"""
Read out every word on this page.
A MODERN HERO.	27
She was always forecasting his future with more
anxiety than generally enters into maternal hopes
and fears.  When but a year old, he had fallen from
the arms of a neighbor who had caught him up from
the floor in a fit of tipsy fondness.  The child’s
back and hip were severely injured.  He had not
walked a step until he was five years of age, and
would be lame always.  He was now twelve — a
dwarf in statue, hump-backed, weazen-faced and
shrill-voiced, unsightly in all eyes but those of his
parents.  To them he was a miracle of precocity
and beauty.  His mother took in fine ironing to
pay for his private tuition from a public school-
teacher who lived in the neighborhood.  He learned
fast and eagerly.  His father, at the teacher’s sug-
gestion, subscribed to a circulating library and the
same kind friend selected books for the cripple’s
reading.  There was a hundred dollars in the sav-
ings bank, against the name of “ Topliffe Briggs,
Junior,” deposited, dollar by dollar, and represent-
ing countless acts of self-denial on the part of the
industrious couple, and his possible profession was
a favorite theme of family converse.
"""
Aim of the exercise
Scan the material and collect every line that contains "from".

Answer for the task
and fears.  When but a year old, he had fallen from
the arms of a neighbor who had caught him up from
pay for his private tuition from a public school-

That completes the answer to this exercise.